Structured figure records
::::::::

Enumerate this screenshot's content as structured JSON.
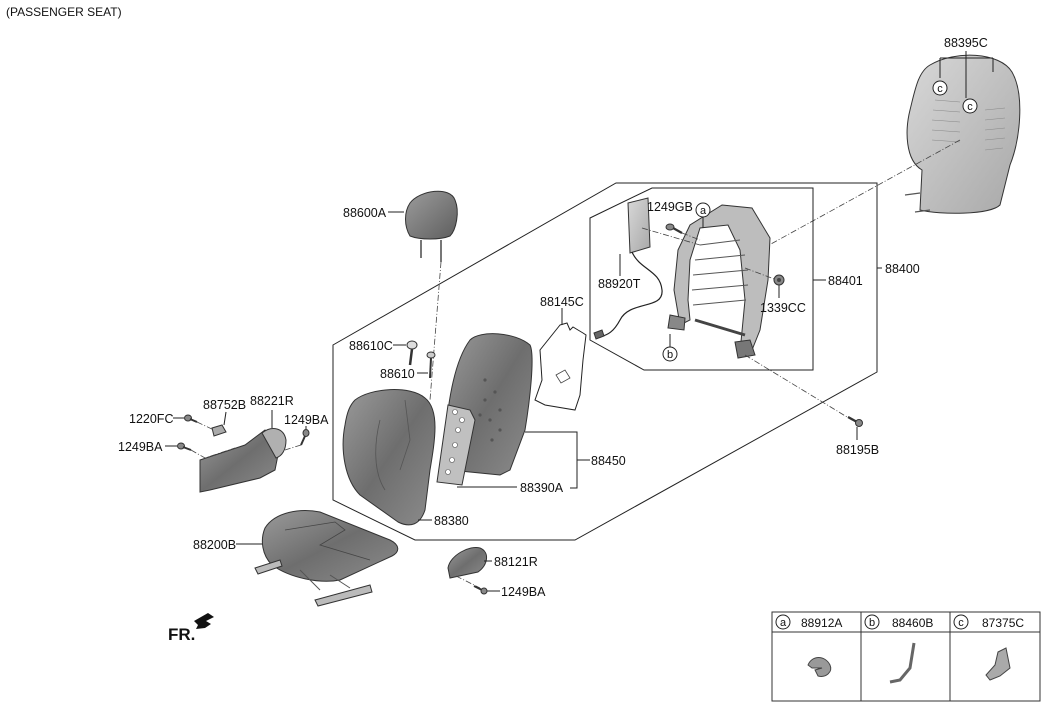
{
  "header": {
    "title": "(PASSENGER SEAT)"
  },
  "parts": {
    "p88395C": "88395C",
    "p88600A": "88600A",
    "p1249GB": "1249GB",
    "p88920T": "88920T",
    "p88401": "88401",
    "p88400": "88400",
    "p1339CC": "1339CC",
    "p88145C": "88145C",
    "p88610C": "88610C",
    "p88610": "88610",
    "p88752B": "88752B",
    "p88221R": "88221R",
    "p1220FC": "1220FC",
    "p1249BA_left": "1249BA",
    "p1249BA_right": "1249BA",
    "p88450": "88450",
    "p88390A": "88390A",
    "p88195B": "88195B",
    "p88380": "88380",
    "p88200B": "88200B",
    "p88121R": "88121R",
    "p1249BA_bottom": "1249BA"
  },
  "callouts": {
    "a": "a",
    "b": "b",
    "c": "c"
  },
  "front_indicator": {
    "label": "FR."
  },
  "legend_table": {
    "columns": [
      {
        "key": "a",
        "part": "88912A"
      },
      {
        "key": "b",
        "part": "88460B"
      },
      {
        "key": "c",
        "part": "87375C"
      }
    ]
  },
  "colors": {
    "line": "#222222",
    "part_fill": "#8a8a8a",
    "part_light": "#c8c8c8"
  }
}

::::::::

Do not include the images; transcribe the rest of the listing exactly.

## Answer
Enumerate this screenshot's content as structured JSON.
{
  "header": {
    "title": "(PASSENGER SEAT)"
  },
  "parts": {
    "p88395C": "88395C",
    "p88600A": "88600A",
    "p1249GB": "1249GB",
    "p88920T": "88920T",
    "p88401": "88401",
    "p88400": "88400",
    "p1339CC": "1339CC",
    "p88145C": "88145C",
    "p88610C": "88610C",
    "p88610": "88610",
    "p88752B": "88752B",
    "p88221R": "88221R",
    "p1220FC": "1220FC",
    "p1249BA_left": "1249BA",
    "p1249BA_right": "1249BA",
    "p88450": "88450",
    "p88390A": "88390A",
    "p88195B": "88195B",
    "p88380": "88380",
    "p88200B": "88200B",
    "p88121R": "88121R",
    "p1249BA_bottom": "1249BA"
  },
  "callouts": {
    "a": "a",
    "b": "b",
    "c": "c"
  },
  "front_indicator": {
    "label": "FR."
  },
  "legend_table": {
    "columns": [
      {
        "key": "a",
        "part": "88912A"
      },
      {
        "key": "b",
        "part": "88460B"
      },
      {
        "key": "c",
        "part": "87375C"
      }
    ]
  },
  "colors": {
    "line": "#222222",
    "part_fill": "#8a8a8a",
    "part_light": "#c8c8c8"
  }
}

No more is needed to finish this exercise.